* _Challenge_: Repeat, exactly and completely, the material that follows. Omit the pictures.

(Data records)

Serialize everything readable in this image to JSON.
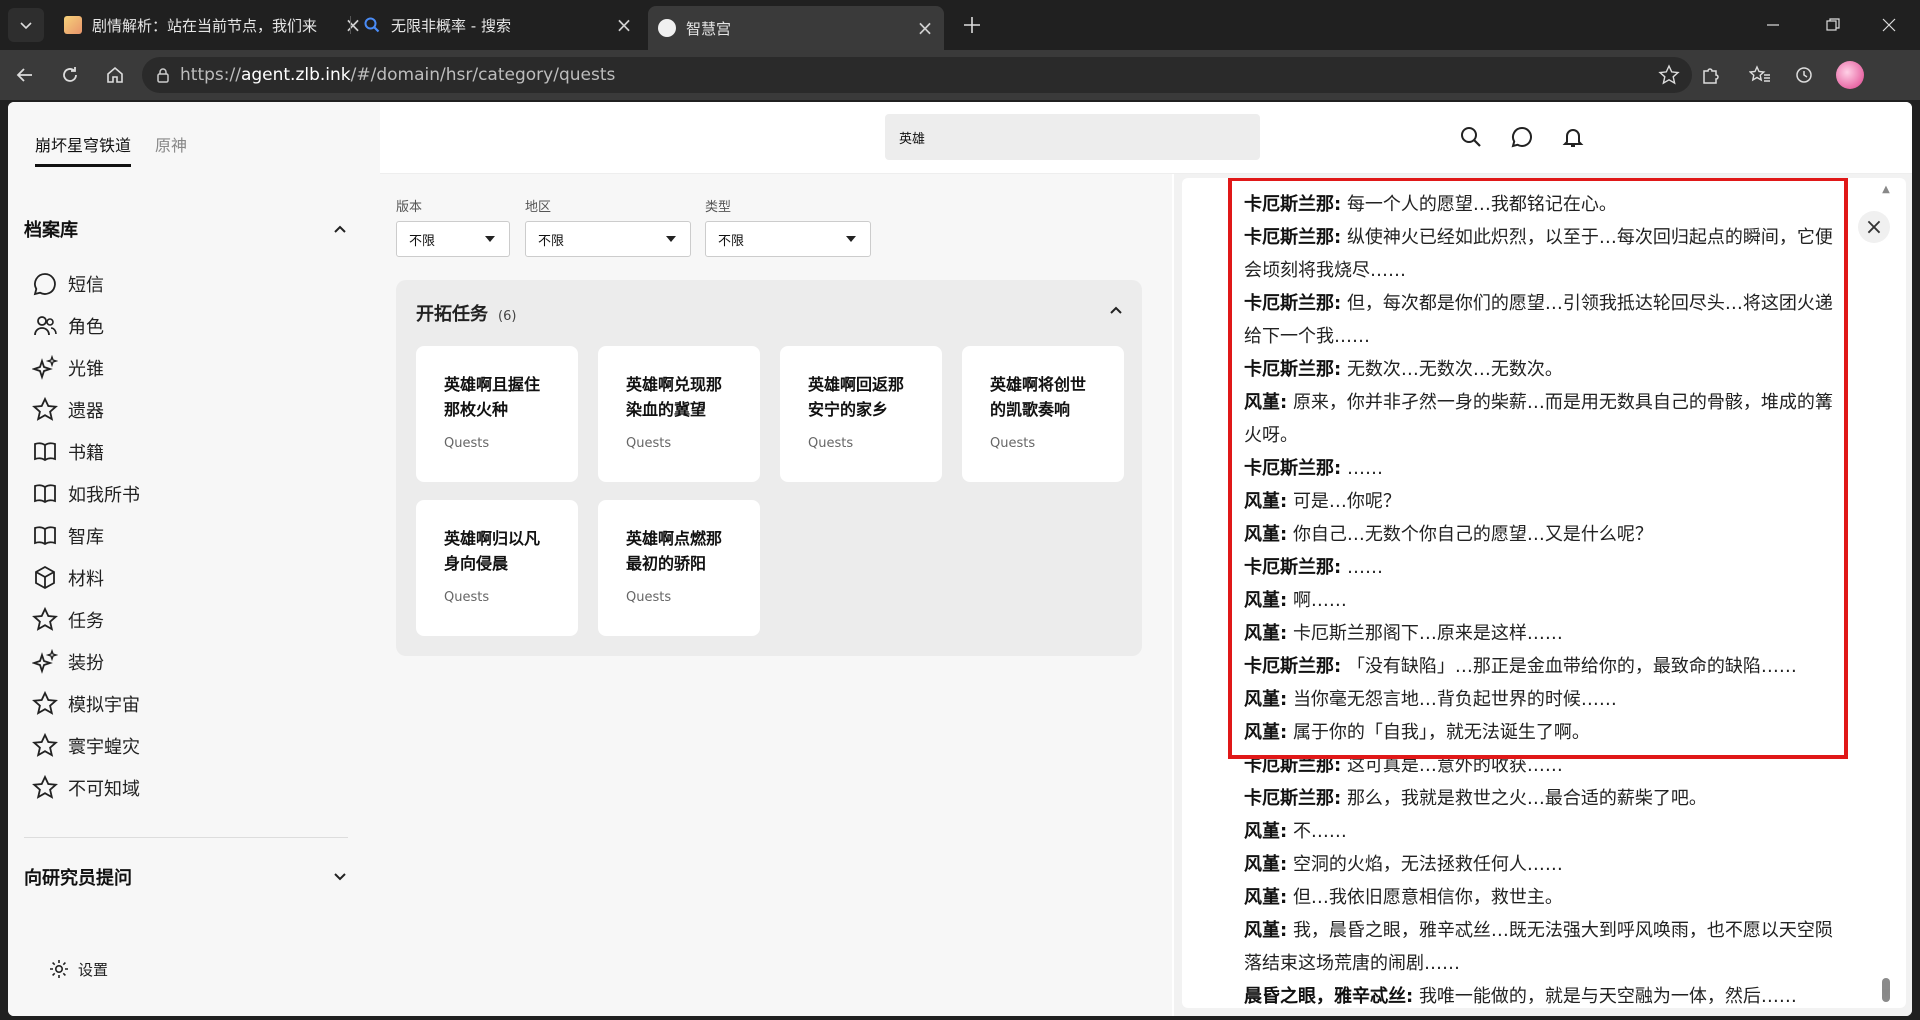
{
  "browser": {
    "tabs": [
      {
        "title": "剧情解析：站在当前节点，我们来"
      },
      {
        "title": "无限非概率 - 搜索"
      },
      {
        "title": "智慧宫"
      }
    ],
    "url_prefix": "https://",
    "url_host": "agent.zlb.ink",
    "url_path": "/#/domain/hsr/category/quests"
  },
  "sidebar": {
    "game_tabs": [
      "崩坏星穹铁道",
      "原神"
    ],
    "archive_title": "档案库",
    "items": [
      {
        "label": "短信",
        "icon": "chat-bubble-icon"
      },
      {
        "label": "角色",
        "icon": "people-icon"
      },
      {
        "label": "光锥",
        "icon": "sparkles-icon"
      },
      {
        "label": "遗器",
        "icon": "star-icon"
      },
      {
        "label": "书籍",
        "icon": "book-icon"
      },
      {
        "label": "如我所书",
        "icon": "book-icon"
      },
      {
        "label": "智库",
        "icon": "book-icon"
      },
      {
        "label": "材料",
        "icon": "cube-icon"
      },
      {
        "label": "任务",
        "icon": "star-icon"
      },
      {
        "label": "装扮",
        "icon": "sparkles-icon"
      },
      {
        "label": "模拟宇宙",
        "icon": "star-icon"
      },
      {
        "label": "寰宇蝗灾",
        "icon": "star-icon"
      },
      {
        "label": "不可知域",
        "icon": "star-icon"
      }
    ],
    "ask_title": "向研究员提问",
    "settings_label": "设置"
  },
  "header": {
    "search_value": "英雄"
  },
  "filters": [
    {
      "label": "版本",
      "value": "不限"
    },
    {
      "label": "地区",
      "value": "不限"
    },
    {
      "label": "类型",
      "value": "不限"
    }
  ],
  "quests": {
    "title": "开拓任务",
    "count": "(6)",
    "cards": [
      {
        "title": "英雄啊且握住那枚火种",
        "sub": "Quests"
      },
      {
        "title": "英雄啊兑现那染血的冀望",
        "sub": "Quests"
      },
      {
        "title": "英雄啊回返那安宁的家乡",
        "sub": "Quests"
      },
      {
        "title": "英雄啊将创世的凯歌奏响",
        "sub": "Quests"
      },
      {
        "title": "英雄啊归以凡身向侵晨",
        "sub": "Quests"
      },
      {
        "title": "英雄啊点燃那最初的骄阳",
        "sub": "Quests"
      }
    ]
  },
  "dialogue": [
    {
      "speaker": "卡厄斯兰那:",
      "text": "每一个人的愿望…我都铭记在心。"
    },
    {
      "speaker": "卡厄斯兰那:",
      "text": "纵使神火已经如此炽烈，以至于…每次回归起点的瞬间，它便会顷刻将我烧尽……"
    },
    {
      "speaker": "卡厄斯兰那:",
      "text": "但，每次都是你们的愿望…引领我抵达轮回尽头…将这团火递给下一个我……"
    },
    {
      "speaker": "卡厄斯兰那:",
      "text": "无数次…无数次…无数次。"
    },
    {
      "speaker": "风堇:",
      "text": "原来，你并非孑然一身的柴薪…而是用无数具自己的骨骸，堆成的篝火呀。"
    },
    {
      "speaker": "卡厄斯兰那:",
      "text": "……"
    },
    {
      "speaker": "风堇:",
      "text": "可是…你呢？"
    },
    {
      "speaker": "风堇:",
      "text": "你自己…无数个你自己的愿望…又是什么呢？"
    },
    {
      "speaker": "卡厄斯兰那:",
      "text": "……"
    },
    {
      "speaker": "风堇:",
      "text": "啊……"
    },
    {
      "speaker": "风堇:",
      "text": "卡厄斯兰那阁下…原来是这样……"
    },
    {
      "speaker": "卡厄斯兰那:",
      "text": "「没有缺陷」…那正是金血带给你的，最致命的缺陷……"
    },
    {
      "speaker": "风堇:",
      "text": "当你毫无怨言地…背负起世界的时候……"
    },
    {
      "speaker": "风堇:",
      "text": "属于你的「自我」，就无法诞生了啊。"
    },
    {
      "speaker": "卡厄斯兰那:",
      "text": "这可真是…意外的收获……"
    },
    {
      "speaker": "卡厄斯兰那:",
      "text": "那么，我就是救世之火…最合适的薪柴了吧。"
    },
    {
      "speaker": "风堇:",
      "text": "不……"
    },
    {
      "speaker": "风堇:",
      "text": "空洞的火焰，无法拯救任何人……"
    },
    {
      "speaker": "风堇:",
      "text": "但…我依旧愿意相信你，救世主。"
    },
    {
      "speaker": "风堇:",
      "text": "我，晨昏之眼，雅辛忒丝…既无法强大到呼风唤雨，也不愿以天空陨落结束这场荒唐的闹剧……"
    },
    {
      "speaker": "晨昏之眼，雅辛忒丝:",
      "text": "我唯一能做的，就是与天空融为一体，然后……"
    }
  ],
  "colors": {
    "highlight": "#e01818",
    "browser_dark": "#202020"
  }
}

* _Full answer_:
Serialize everything readable in this image to JSON.
{
  "browser": {
    "tabs": [
      {
        "title": "剧情解析：站在当前节点，我们来"
      },
      {
        "title": "无限非概率 - 搜索"
      },
      {
        "title": "智慧宫"
      }
    ],
    "url_prefix": "https://",
    "url_host": "agent.zlb.ink",
    "url_path": "/#/domain/hsr/category/quests"
  },
  "sidebar": {
    "game_tabs": [
      "崩坏星穹铁道",
      "原神"
    ],
    "archive_title": "档案库",
    "items": [
      {
        "label": "短信",
        "icon": "chat-bubble-icon"
      },
      {
        "label": "角色",
        "icon": "people-icon"
      },
      {
        "label": "光锥",
        "icon": "sparkles-icon"
      },
      {
        "label": "遗器",
        "icon": "star-icon"
      },
      {
        "label": "书籍",
        "icon": "book-icon"
      },
      {
        "label": "如我所书",
        "icon": "book-icon"
      },
      {
        "label": "智库",
        "icon": "book-icon"
      },
      {
        "label": "材料",
        "icon": "cube-icon"
      },
      {
        "label": "任务",
        "icon": "star-icon"
      },
      {
        "label": "装扮",
        "icon": "sparkles-icon"
      },
      {
        "label": "模拟宇宙",
        "icon": "star-icon"
      },
      {
        "label": "寰宇蝗灾",
        "icon": "star-icon"
      },
      {
        "label": "不可知域",
        "icon": "star-icon"
      }
    ],
    "ask_title": "向研究员提问",
    "settings_label": "设置"
  },
  "header": {
    "search_value": "英雄"
  },
  "filters": [
    {
      "label": "版本",
      "value": "不限"
    },
    {
      "label": "地区",
      "value": "不限"
    },
    {
      "label": "类型",
      "value": "不限"
    }
  ],
  "quests": {
    "title": "开拓任务",
    "count": "(6)",
    "cards": [
      {
        "title": "英雄啊且握住那枚火种",
        "sub": "Quests"
      },
      {
        "title": "英雄啊兑现那染血的冀望",
        "sub": "Quests"
      },
      {
        "title": "英雄啊回返那安宁的家乡",
        "sub": "Quests"
      },
      {
        "title": "英雄啊将创世的凯歌奏响",
        "sub": "Quests"
      },
      {
        "title": "英雄啊归以凡身向侵晨",
        "sub": "Quests"
      },
      {
        "title": "英雄啊点燃那最初的骄阳",
        "sub": "Quests"
      }
    ]
  },
  "dialogue": [
    {
      "speaker": "卡厄斯兰那:",
      "text": "每一个人的愿望…我都铭记在心。"
    },
    {
      "speaker": "卡厄斯兰那:",
      "text": "纵使神火已经如此炽烈，以至于…每次回归起点的瞬间，它便会顷刻将我烧尽……"
    },
    {
      "speaker": "卡厄斯兰那:",
      "text": "但，每次都是你们的愿望…引领我抵达轮回尽头…将这团火递给下一个我……"
    },
    {
      "speaker": "卡厄斯兰那:",
      "text": "无数次…无数次…无数次。"
    },
    {
      "speaker": "风堇:",
      "text": "原来，你并非孑然一身的柴薪…而是用无数具自己的骨骸，堆成的篝火呀。"
    },
    {
      "speaker": "卡厄斯兰那:",
      "text": "……"
    },
    {
      "speaker": "风堇:",
      "text": "可是…你呢？"
    },
    {
      "speaker": "风堇:",
      "text": "你自己…无数个你自己的愿望…又是什么呢？"
    },
    {
      "speaker": "卡厄斯兰那:",
      "text": "……"
    },
    {
      "speaker": "风堇:",
      "text": "啊……"
    },
    {
      "speaker": "风堇:",
      "text": "卡厄斯兰那阁下…原来是这样……"
    },
    {
      "speaker": "卡厄斯兰那:",
      "text": "「没有缺陷」…那正是金血带给你的，最致命的缺陷……"
    },
    {
      "speaker": "风堇:",
      "text": "当你毫无怨言地…背负起世界的时候……"
    },
    {
      "speaker": "风堇:",
      "text": "属于你的「自我」，就无法诞生了啊。"
    },
    {
      "speaker": "卡厄斯兰那:",
      "text": "这可真是…意外的收获……"
    },
    {
      "speaker": "卡厄斯兰那:",
      "text": "那么，我就是救世之火…最合适的薪柴了吧。"
    },
    {
      "speaker": "风堇:",
      "text": "不……"
    },
    {
      "speaker": "风堇:",
      "text": "空洞的火焰，无法拯救任何人……"
    },
    {
      "speaker": "风堇:",
      "text": "但…我依旧愿意相信你，救世主。"
    },
    {
      "speaker": "风堇:",
      "text": "我，晨昏之眼，雅辛忒丝…既无法强大到呼风唤雨，也不愿以天空陨落结束这场荒唐的闹剧……"
    },
    {
      "speaker": "晨昏之眼，雅辛忒丝:",
      "text": "我唯一能做的，就是与天空融为一体，然后……"
    }
  ],
  "colors": {
    "highlight": "#e01818",
    "browser_dark": "#202020"
  }
}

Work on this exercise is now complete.